§ **WHAT IS REQUIRED**
Count how many lines of the material below have the word "HKFZ" and give only the number.

═════ INPUT

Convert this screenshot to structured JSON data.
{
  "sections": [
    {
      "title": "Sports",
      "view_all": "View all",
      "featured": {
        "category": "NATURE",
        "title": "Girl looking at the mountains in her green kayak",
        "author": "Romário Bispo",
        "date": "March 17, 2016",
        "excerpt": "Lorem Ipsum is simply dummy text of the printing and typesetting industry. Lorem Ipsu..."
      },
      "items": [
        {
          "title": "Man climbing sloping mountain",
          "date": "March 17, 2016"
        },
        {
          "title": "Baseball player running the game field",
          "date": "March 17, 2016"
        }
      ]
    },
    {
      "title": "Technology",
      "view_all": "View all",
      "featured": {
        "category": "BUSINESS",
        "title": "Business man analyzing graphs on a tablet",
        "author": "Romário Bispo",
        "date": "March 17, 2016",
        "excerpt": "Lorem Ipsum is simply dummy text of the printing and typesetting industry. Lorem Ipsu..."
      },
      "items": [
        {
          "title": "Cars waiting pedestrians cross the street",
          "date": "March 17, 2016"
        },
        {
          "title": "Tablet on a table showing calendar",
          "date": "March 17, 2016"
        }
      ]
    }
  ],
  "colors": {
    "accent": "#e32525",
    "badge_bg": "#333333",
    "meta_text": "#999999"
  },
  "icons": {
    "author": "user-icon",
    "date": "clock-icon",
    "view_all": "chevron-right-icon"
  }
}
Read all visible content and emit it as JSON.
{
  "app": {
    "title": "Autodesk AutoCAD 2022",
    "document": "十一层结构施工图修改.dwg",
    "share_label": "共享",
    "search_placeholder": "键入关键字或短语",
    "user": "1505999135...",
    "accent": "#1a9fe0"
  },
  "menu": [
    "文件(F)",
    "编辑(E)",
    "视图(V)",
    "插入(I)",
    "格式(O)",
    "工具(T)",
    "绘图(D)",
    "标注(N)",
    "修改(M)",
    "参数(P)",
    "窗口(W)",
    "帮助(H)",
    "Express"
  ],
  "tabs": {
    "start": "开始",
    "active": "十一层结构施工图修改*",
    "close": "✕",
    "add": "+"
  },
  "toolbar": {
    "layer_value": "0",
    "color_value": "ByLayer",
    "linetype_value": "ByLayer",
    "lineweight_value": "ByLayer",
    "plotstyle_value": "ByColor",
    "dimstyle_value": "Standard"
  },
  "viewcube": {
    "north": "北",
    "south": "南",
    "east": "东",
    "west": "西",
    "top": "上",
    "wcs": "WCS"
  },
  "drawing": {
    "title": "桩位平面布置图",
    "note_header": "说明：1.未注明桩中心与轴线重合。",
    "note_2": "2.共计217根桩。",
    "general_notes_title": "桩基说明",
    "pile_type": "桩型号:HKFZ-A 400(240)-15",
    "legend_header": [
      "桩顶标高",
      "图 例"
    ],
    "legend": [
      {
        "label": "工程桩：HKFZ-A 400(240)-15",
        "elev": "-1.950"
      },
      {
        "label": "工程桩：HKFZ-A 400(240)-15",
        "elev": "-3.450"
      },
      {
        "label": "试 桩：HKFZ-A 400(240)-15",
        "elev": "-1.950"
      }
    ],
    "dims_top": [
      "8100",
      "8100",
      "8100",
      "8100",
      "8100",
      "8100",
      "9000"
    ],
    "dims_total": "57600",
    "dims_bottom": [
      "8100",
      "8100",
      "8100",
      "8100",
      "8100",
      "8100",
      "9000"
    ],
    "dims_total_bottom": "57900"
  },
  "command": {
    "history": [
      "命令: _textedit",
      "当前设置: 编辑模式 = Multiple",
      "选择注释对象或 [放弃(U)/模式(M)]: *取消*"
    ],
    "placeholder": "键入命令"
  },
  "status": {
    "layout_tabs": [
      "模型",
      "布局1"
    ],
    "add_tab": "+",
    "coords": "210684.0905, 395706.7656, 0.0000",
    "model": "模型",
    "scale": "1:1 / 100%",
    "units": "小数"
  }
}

══════════

§ **RESULT**
4